** Data rows **
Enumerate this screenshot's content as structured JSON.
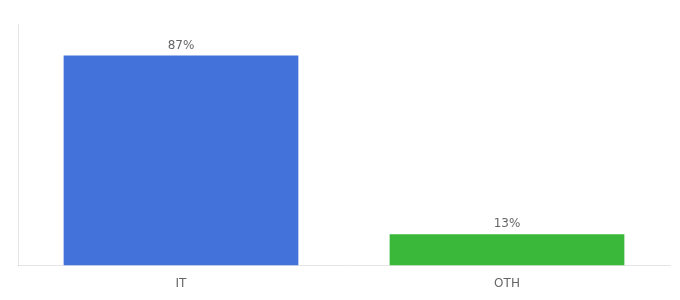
{
  "chart_data": {
    "type": "bar",
    "categories": [
      "IT",
      "OTH"
    ],
    "values": [
      87,
      13
    ],
    "value_labels": [
      "87%",
      "13%"
    ],
    "data_labels": true,
    "colors": [
      "#4472db",
      "#3ab83a"
    ],
    "ylim": [
      0,
      100
    ],
    "grid": false,
    "tick_labels": "x"
  }
}
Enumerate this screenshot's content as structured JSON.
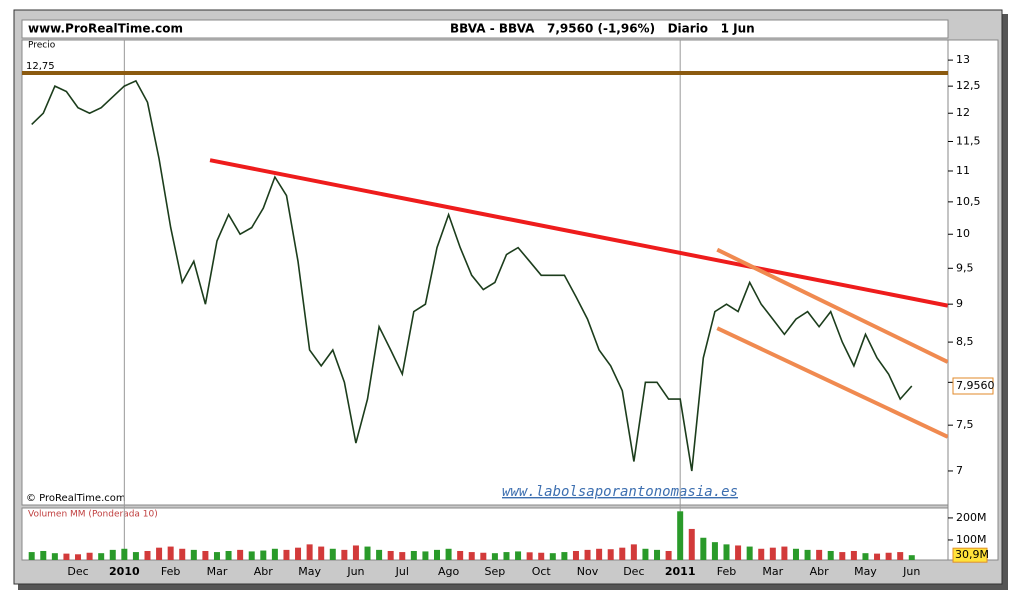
{
  "chart_data": {
    "type": "line",
    "site": "www.ProRealTime.com",
    "title": "BBVA - BBVA   7,9560 (-1,96%)   Diario   1 Jun",
    "axis_label": "Precio",
    "copyright": "© ProRealTime.com",
    "watermark": "www.labolsaporantonomasia.es",
    "log": true,
    "color": "#1c3d1c",
    "categories": [
      null,
      null,
      null,
      null,
      "Dec",
      null,
      null,
      null,
      "2010",
      null,
      null,
      null,
      "Feb",
      null,
      null,
      null,
      "Mar",
      null,
      null,
      null,
      "Abr",
      null,
      null,
      null,
      "May",
      null,
      null,
      null,
      "Jun",
      null,
      null,
      null,
      "Jul",
      null,
      null,
      null,
      "Ago",
      null,
      null,
      null,
      "Sep",
      null,
      null,
      null,
      "Oct",
      null,
      null,
      null,
      "Nov",
      null,
      null,
      null,
      "Dec",
      null,
      null,
      null,
      "2011",
      null,
      null,
      null,
      "Feb",
      null,
      null,
      null,
      "Mar",
      null,
      null,
      null,
      "Abr",
      null,
      null,
      null,
      "May",
      null,
      null,
      null,
      "Jun"
    ],
    "values": [
      11.8,
      12.0,
      12.5,
      12.4,
      12.1,
      12.0,
      12.1,
      12.3,
      12.5,
      12.6,
      12.2,
      11.2,
      10.1,
      9.3,
      9.6,
      9.0,
      9.9,
      10.3,
      10.0,
      10.1,
      10.4,
      10.9,
      10.6,
      9.6,
      8.4,
      8.2,
      8.4,
      8.0,
      7.3,
      7.8,
      8.7,
      8.4,
      8.1,
      8.9,
      9.0,
      9.8,
      10.3,
      9.8,
      9.4,
      9.2,
      9.3,
      9.7,
      9.8,
      9.6,
      9.4,
      9.4,
      9.4,
      9.1,
      8.8,
      8.4,
      8.2,
      7.9,
      7.1,
      8.0,
      8.0,
      7.8,
      7.8,
      7.0,
      8.3,
      8.9,
      9.0,
      8.9,
      9.3,
      9.0,
      8.8,
      8.6,
      8.8,
      8.9,
      8.7,
      8.9,
      8.5,
      8.2,
      8.6,
      8.3,
      8.1,
      7.8,
      7.956
    ],
    "last": {
      "value": 7.956,
      "label": "7,9560"
    },
    "ylim": [
      6.65,
      13.4
    ],
    "yticks": [
      7,
      {
        "value": 7.5,
        "label": "7,5"
      },
      8,
      {
        "value": 8.5,
        "label": "8,5"
      },
      9,
      {
        "value": 9.5,
        "label": "9,5"
      },
      10,
      {
        "value": 10.5,
        "label": "10,5"
      },
      11,
      {
        "value": 11.5,
        "label": "11,5"
      },
      12,
      {
        "value": 12.5,
        "label": "12,5"
      },
      13
    ],
    "hline": {
      "value": 12.75,
      "label": "12,75",
      "color": "#8b5a10"
    },
    "trendlines": [
      {
        "color": "#ee1c1c",
        "x": [
          15.4,
          79.1
        ],
        "values": [
          11.18,
          8.98
        ]
      },
      {
        "color": "#f08a50",
        "x": [
          59.2,
          79.1
        ],
        "values": [
          9.77,
          8.25
        ]
      },
      {
        "color": "#f08a50",
        "x": [
          59.2,
          79.1
        ],
        "values": [
          8.68,
          7.37
        ]
      }
    ],
    "volume": {
      "type": "bar",
      "title": "Volumen MM (Ponderada 10)",
      "up_color": "#2a9a2a",
      "down_color": "#d23a3a",
      "values": [
        45,
        50,
        40,
        38,
        35,
        42,
        40,
        55,
        60,
        45,
        50,
        65,
        70,
        60,
        55,
        50,
        45,
        50,
        55,
        48,
        52,
        60,
        55,
        65,
        80,
        70,
        60,
        55,
        75,
        70,
        55,
        50,
        45,
        50,
        48,
        55,
        60,
        50,
        45,
        42,
        40,
        45,
        48,
        44,
        42,
        40,
        45,
        50,
        55,
        60,
        58,
        65,
        80,
        60,
        55,
        50,
        230,
        150,
        110,
        90,
        80,
        75,
        70,
        60,
        65,
        70,
        60,
        55,
        55,
        50,
        45,
        50,
        40,
        38,
        42,
        45,
        30.9
      ],
      "last": {
        "value": 30.9,
        "label": "30,9M"
      },
      "ylim": [
        0,
        245
      ],
      "yticks": [
        {
          "value": 100,
          "label": "100M"
        },
        {
          "value": 200,
          "label": "200M"
        }
      ]
    }
  }
}
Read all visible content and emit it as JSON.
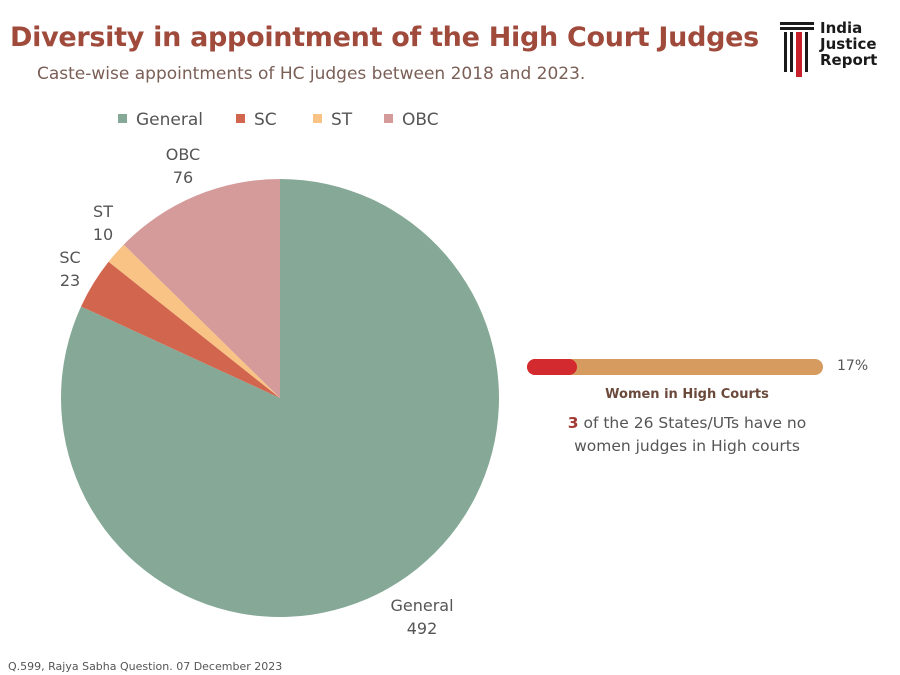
{
  "header": {
    "title": "Diversity in appointment of the High Court Judges",
    "subtitle": "Caste-wise appointments of HC judges between 2018 and 2023."
  },
  "logo": {
    "line1": "India",
    "line2": "Justice",
    "line3": "Report",
    "accent_color": "#c8202b"
  },
  "chart_data": {
    "type": "pie",
    "categories": [
      "General",
      "SC",
      "ST",
      "OBC"
    ],
    "values": [
      492,
      23,
      10,
      76
    ],
    "colors": [
      "#85a996",
      "#d2654e",
      "#f8c384",
      "#d59b9b"
    ],
    "legend_placement": "top"
  },
  "women_stat": {
    "value_percent": 17,
    "percent_label": "17%",
    "title": "Women in High Courts",
    "note_number": "3",
    "note_rest_line1": " of the 26 States/UTs have no",
    "note_line2": "women judges in High courts",
    "fill_color": "#d32a30",
    "track_color": "#d59b5f"
  },
  "source": "Q.599, Rajya Sabha Question. 07 December 2023"
}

** Problem description **
Each record above is to be restated exactly, with its pictures removed from the copy.

** Solved exercise **
Enumerate this screenshot's content as structured JSON.
{
  "chart_data": {
    "type": "bar",
    "categories": [
      "IT",
      "OTH"
    ],
    "values": [
      87,
      13
    ],
    "value_labels": [
      "87%",
      "13%"
    ],
    "data_labels": true,
    "colors": [
      "#4472db",
      "#3ab83a"
    ],
    "ylim": [
      0,
      100
    ],
    "grid": false,
    "tick_labels": "x"
  }
}
Enumerate this screenshot's content as structured JSON.
{
  "chart_data": {
    "type": "line",
    "site": "www.ProRealTime.com",
    "title": "BBVA - BBVA   7,9560 (-1,96%)   Diario   1 Jun",
    "axis_label": "Precio",
    "copyright": "© ProRealTime.com",
    "watermark": "www.labolsaporantonomasia.es",
    "log": true,
    "color": "#1c3d1c",
    "categories": [
      null,
      null,
      null,
      null,
      "Dec",
      null,
      null,
      null,
      "2010",
      null,
      null,
      null,
      "Feb",
      null,
      null,
      null,
      "Mar",
      null,
      null,
      null,
      "Abr",
      null,
      null,
      null,
      "May",
      null,
      null,
      null,
      "Jun",
      null,
      null,
      null,
      "Jul",
      null,
      null,
      null,
      "Ago",
      null,
      null,
      null,
      "Sep",
      null,
      null,
      null,
      "Oct",
      null,
      null,
      null,
      "Nov",
      null,
      null,
      null,
      "Dec",
      null,
      null,
      null,
      "2011",
      null,
      null,
      null,
      "Feb",
      null,
      null,
      null,
      "Mar",
      null,
      null,
      null,
      "Abr",
      null,
      null,
      null,
      "May",
      null,
      null,
      null,
      "Jun"
    ],
    "values": [
      11.8,
      12.0,
      12.5,
      12.4,
      12.1,
      12.0,
      12.1,
      12.3,
      12.5,
      12.6,
      12.2,
      11.2,
      10.1,
      9.3,
      9.6,
      9.0,
      9.9,
      10.3,
      10.0,
      10.1,
      10.4,
      10.9,
      10.6,
      9.6,
      8.4,
      8.2,
      8.4,
      8.0,
      7.3,
      7.8,
      8.7,
      8.4,
      8.1,
      8.9,
      9.0,
      9.8,
      10.3,
      9.8,
      9.4,
      9.2,
      9.3,
      9.7,
      9.8,
      9.6,
      9.4,
      9.4,
      9.4,
      9.1,
      8.8,
      8.4,
      8.2,
      7.9,
      7.1,
      8.0,
      8.0,
      7.8,
      7.8,
      7.0,
      8.3,
      8.9,
      9.0,
      8.9,
      9.3,
      9.0,
      8.8,
      8.6,
      8.8,
      8.9,
      8.7,
      8.9,
      8.5,
      8.2,
      8.6,
      8.3,
      8.1,
      7.8,
      7.956
    ],
    "last": {
      "value": 7.956,
      "label": "7,9560"
    },
    "ylim": [
      6.65,
      13.4
    ],
    "yticks": [
      7,
      {
        "value": 7.5,
        "label": "7,5"
      },
      8,
      {
        "value": 8.5,
        "label": "8,5"
      },
      9,
      {
        "value": 9.5,
        "label": "9,5"
      },
      10,
      {
        "value": 10.5,
        "label": "10,5"
      },
      11,
      {
        "value": 11.5,
        "label": "11,5"
      },
      12,
      {
        "value": 12.5,
        "label": "12,5"
      },
      13
    ],
    "hline": {
      "value": 12.75,
      "label": "12,75",
      "color": "#8b5a10"
    },
    "trendlines": [
      {
        "color": "#ee1c1c",
        "x": [
          15.4,
          79.1
        ],
        "values": [
          11.18,
          8.98
        ]
      },
      {
        "color": "#f08a50",
        "x": [
          59.2,
          79.1
        ],
        "values": [
          9.77,
          8.25
        ]
      },
      {
        "color": "#f08a50",
        "x": [
          59.2,
          79.1
        ],
        "values": [
          8.68,
          7.37
        ]
      }
    ],
    "volume": {
      "type": "bar",
      "title": "Volumen MM (Ponderada 10)",
      "up_color": "#2a9a2a",
      "down_color": "#d23a3a",
      "values": [
        45,
        50,
        40,
        38,
        35,
        42,
        40,
        55,
        60,
        45,
        50,
        65,
        70,
        60,
        55,
        50,
        45,
        50,
        55,
        48,
        52,
        60,
        55,
        65,
        80,
        70,
        60,
        55,
        75,
        70,
        55,
        50,
        45,
        50,
        48,
        55,
        60,
        50,
        45,
        42,
        40,
        45,
        48,
        44,
        42,
        40,
        45,
        50,
        55,
        60,
        58,
        65,
        80,
        60,
        55,
        50,
        230,
        150,
        110,
        90,
        80,
        75,
        70,
        60,
        65,
        70,
        60,
        55,
        55,
        50,
        45,
        50,
        40,
        38,
        42,
        45,
        30.9
      ],
      "last": {
        "value": 30.9,
        "label": "30,9M"
      },
      "ylim": [
        0,
        245
      ],
      "yticks": [
        {
          "value": 100,
          "label": "100M"
        },
        {
          "value": 200,
          "label": "200M"
        }
      ]
    }
  }
}
Read all visible content and emit it as JSON.
{
  "header": {
    "title": "Diversity in appointment of the High Court Judges",
    "subtitle": "Caste-wise appointments of HC judges between 2018 and 2023."
  },
  "logo": {
    "line1": "India",
    "line2": "Justice",
    "line3": "Report",
    "accent_color": "#c8202b"
  },
  "chart_data": {
    "type": "pie",
    "categories": [
      "General",
      "SC",
      "ST",
      "OBC"
    ],
    "values": [
      492,
      23,
      10,
      76
    ],
    "colors": [
      "#85a996",
      "#d2654e",
      "#f8c384",
      "#d59b9b"
    ],
    "legend_placement": "top"
  },
  "women_stat": {
    "value_percent": 17,
    "percent_label": "17%",
    "title": "Women in High Courts",
    "note_number": "3",
    "note_rest_line1": " of the 26 States/UTs have no",
    "note_line2": "women judges in High courts",
    "fill_color": "#d32a30",
    "track_color": "#d59b5f"
  },
  "source": "Q.599, Rajya Sabha Question. 07 December 2023"
}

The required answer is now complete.